Warriors

Casspi, Young fill huge void for Warriors: Come off the bench and let it fly

Casspi, Young fill huge void for Warriors: Come off the bench and let it fly

OAKLAND -- The departure of Marreese Speights last summer snapped a Warriors streak that, with very few interruptions, lasted for the better part of 30 years.

It’s a link that began with Terry Teagle and Sarunas Marciulionis before running through the likes of Victor Alexander and Tony Delk and Chris Mills and Gilbert Arenas and Anthony Morrow and, eventually, Brandon Rush and Speights.

The Warriors almost always have had someone, through times good and bad, who comes off the bench for the specific purpose of scoring. Instant offense.

Not so last season, when they placed 21st in bench scoring (32.8 points per game) and, moreover, 29th in 3-pointers made at 2.1 per game.

## [Exercise tasks]
1. According to the Warriors article, why did the departure of Marreese Speights snap a streak?
2. In the Warriors article, how many bench points per game did the team average last season?
3. Write the next few paragraphs of the Warriors article on Casspi and Young.

## [Dataset excerpts]
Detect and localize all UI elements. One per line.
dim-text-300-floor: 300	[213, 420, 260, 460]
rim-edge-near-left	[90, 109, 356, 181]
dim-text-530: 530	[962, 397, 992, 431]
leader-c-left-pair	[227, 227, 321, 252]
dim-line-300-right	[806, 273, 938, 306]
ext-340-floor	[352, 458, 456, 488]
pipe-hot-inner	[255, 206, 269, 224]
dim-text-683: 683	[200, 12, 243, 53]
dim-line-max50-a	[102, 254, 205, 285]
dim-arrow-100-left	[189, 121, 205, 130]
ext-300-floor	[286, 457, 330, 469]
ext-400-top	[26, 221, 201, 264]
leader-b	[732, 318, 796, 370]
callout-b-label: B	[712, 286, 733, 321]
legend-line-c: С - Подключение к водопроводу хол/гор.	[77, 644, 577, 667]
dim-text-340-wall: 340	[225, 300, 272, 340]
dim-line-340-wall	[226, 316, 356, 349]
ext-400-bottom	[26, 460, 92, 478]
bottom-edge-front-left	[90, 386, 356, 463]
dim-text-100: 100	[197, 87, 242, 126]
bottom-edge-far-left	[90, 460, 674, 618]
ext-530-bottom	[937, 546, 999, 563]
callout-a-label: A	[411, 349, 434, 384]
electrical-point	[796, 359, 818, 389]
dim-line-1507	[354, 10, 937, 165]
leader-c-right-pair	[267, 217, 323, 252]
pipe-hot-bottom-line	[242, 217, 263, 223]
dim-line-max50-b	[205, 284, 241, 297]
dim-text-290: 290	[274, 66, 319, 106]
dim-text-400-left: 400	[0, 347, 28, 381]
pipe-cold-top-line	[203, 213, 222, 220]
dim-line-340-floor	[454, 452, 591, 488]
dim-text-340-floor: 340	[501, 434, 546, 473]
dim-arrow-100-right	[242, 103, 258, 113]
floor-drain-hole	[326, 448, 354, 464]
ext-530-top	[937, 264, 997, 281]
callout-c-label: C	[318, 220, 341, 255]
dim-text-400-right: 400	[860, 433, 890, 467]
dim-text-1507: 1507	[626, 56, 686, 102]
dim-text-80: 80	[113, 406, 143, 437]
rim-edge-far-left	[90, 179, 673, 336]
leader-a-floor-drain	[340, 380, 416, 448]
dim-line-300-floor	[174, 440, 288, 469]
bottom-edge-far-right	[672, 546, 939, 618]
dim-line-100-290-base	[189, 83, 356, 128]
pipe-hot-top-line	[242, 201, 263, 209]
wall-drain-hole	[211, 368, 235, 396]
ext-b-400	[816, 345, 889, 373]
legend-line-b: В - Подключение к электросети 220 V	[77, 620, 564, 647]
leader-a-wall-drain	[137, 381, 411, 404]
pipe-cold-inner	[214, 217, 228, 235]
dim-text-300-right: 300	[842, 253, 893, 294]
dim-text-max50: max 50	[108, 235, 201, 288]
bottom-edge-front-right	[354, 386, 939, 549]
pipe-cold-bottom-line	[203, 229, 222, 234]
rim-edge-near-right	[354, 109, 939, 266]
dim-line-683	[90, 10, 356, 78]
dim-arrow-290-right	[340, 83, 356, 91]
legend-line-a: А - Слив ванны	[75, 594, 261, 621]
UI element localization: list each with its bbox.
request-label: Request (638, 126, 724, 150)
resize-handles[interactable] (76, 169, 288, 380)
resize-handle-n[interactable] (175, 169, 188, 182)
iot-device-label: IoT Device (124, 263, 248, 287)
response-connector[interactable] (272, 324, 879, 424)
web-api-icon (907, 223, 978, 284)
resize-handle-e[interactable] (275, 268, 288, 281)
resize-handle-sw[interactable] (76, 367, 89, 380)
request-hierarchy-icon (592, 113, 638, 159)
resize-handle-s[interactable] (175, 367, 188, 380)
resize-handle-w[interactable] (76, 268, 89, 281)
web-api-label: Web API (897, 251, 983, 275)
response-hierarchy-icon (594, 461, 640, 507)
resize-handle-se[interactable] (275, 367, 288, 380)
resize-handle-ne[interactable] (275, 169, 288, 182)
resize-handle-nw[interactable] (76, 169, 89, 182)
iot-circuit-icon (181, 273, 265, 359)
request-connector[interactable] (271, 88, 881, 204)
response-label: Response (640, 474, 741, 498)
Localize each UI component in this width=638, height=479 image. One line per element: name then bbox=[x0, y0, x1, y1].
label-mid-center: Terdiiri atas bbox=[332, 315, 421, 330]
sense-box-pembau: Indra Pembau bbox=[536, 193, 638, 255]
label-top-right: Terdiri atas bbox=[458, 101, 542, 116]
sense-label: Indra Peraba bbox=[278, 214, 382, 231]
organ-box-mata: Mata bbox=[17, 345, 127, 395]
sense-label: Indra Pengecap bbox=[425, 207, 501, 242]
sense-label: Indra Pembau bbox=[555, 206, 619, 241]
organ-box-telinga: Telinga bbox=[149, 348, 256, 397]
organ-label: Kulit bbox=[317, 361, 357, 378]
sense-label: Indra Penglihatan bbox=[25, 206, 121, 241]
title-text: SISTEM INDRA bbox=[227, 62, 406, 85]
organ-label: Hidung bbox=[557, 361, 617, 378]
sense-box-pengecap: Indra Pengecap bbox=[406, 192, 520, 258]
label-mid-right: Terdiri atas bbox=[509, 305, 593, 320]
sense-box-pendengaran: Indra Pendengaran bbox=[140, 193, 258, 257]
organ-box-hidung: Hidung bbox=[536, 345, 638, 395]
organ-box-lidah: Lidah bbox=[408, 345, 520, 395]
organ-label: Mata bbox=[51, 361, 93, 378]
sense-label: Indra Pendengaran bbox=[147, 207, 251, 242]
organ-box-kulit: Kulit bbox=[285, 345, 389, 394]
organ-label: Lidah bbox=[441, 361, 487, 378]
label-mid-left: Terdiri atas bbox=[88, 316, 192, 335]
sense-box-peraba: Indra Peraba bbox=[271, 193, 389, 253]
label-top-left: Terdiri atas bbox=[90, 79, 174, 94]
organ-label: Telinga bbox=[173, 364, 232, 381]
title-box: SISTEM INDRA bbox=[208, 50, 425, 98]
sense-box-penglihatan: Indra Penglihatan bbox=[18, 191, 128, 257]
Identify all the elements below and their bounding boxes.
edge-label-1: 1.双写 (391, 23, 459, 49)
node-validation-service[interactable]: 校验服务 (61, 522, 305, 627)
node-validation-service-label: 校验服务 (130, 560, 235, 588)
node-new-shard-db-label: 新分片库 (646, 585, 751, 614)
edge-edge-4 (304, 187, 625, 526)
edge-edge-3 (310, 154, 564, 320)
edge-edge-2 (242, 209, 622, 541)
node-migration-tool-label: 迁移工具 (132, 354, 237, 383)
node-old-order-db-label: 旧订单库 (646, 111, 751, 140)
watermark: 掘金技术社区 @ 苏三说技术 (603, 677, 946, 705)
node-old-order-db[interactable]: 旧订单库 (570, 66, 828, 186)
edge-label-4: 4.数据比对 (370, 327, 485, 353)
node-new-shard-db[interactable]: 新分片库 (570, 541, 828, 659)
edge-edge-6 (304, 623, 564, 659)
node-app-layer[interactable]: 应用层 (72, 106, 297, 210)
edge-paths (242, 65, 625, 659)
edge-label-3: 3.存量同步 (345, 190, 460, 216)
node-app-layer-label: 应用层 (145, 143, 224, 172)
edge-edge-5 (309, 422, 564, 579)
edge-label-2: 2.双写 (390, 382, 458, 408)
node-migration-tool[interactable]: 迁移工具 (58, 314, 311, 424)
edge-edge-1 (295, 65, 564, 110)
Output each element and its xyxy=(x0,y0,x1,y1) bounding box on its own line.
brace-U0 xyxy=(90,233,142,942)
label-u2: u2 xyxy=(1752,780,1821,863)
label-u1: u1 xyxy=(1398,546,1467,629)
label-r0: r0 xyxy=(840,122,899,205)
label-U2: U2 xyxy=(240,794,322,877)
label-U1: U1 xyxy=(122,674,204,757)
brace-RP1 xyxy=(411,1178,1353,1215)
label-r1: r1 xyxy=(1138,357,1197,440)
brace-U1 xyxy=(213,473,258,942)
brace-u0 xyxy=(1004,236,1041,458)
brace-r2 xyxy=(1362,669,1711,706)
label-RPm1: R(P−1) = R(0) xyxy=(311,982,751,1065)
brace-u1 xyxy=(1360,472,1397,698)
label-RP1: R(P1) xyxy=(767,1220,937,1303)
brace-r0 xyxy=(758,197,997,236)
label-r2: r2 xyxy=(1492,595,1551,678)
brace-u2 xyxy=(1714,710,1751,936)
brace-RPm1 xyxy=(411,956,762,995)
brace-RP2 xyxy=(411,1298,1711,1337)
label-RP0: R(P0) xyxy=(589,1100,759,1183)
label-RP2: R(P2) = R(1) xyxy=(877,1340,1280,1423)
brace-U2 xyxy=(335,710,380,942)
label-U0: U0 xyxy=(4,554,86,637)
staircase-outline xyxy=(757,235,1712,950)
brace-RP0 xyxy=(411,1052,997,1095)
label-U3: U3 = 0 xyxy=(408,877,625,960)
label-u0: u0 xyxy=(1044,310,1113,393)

## [Answers for the exercise]
1. For the better part of 30 years, the Warriors almost always had a player who came off the bench specifically to score, and Speights was the latest in that line. After he left, they had no such player last season. They placed 21st in bench scoring and 29th in 3-pointers made.

2. 32.8 points per game.

3.
Consider that hole patched. Veterans Nick Young, who signed last week, and Omri Casspi, who signed on Wednesday, are here to score. They’ll mix in some defense and they’ll pass a bit. But they’ve come to light up the scoreboard, with Young providing what was delivered by the best of Rush and Casspi filling the vacuum left by Speights.

“Those are two guys we’ve always liked,” assistant general manager Kirk Lacob said Wednesday, during the ESPN telecast of the Warriors-Timberwolves game in Las Vegas Summer League. “They’re multidimensional. They’ve got size. They’ve got length. And they can shoot. They’re shooters. We like shooters. We’re really happy about both guys. It adds a new dimension to our bench.”’

Casspi, who has come off the bench in 361 of his 499 NBA games, was quick to clarify what drew him to the Warriors.

“I want to run, I want to shoot 3s,” he said during his introductory news conference.

“Obviously, my game, I don’t shoot a lot of mid-range whatsoever,” the 29-year-old added. “I want to do whatever it takes to help, whether to play tough defense, shoot open shots or move the ball from side to side, defend, do the stuff I do.”

The 6-foot-9 forward -- the first native of Israel to reach the NBA -- has played for five different teams, usually in the role of bench scorer. He’s a 36.7-percent beyond the arc shooter for his career, though twice has posted seasons above 40 percent.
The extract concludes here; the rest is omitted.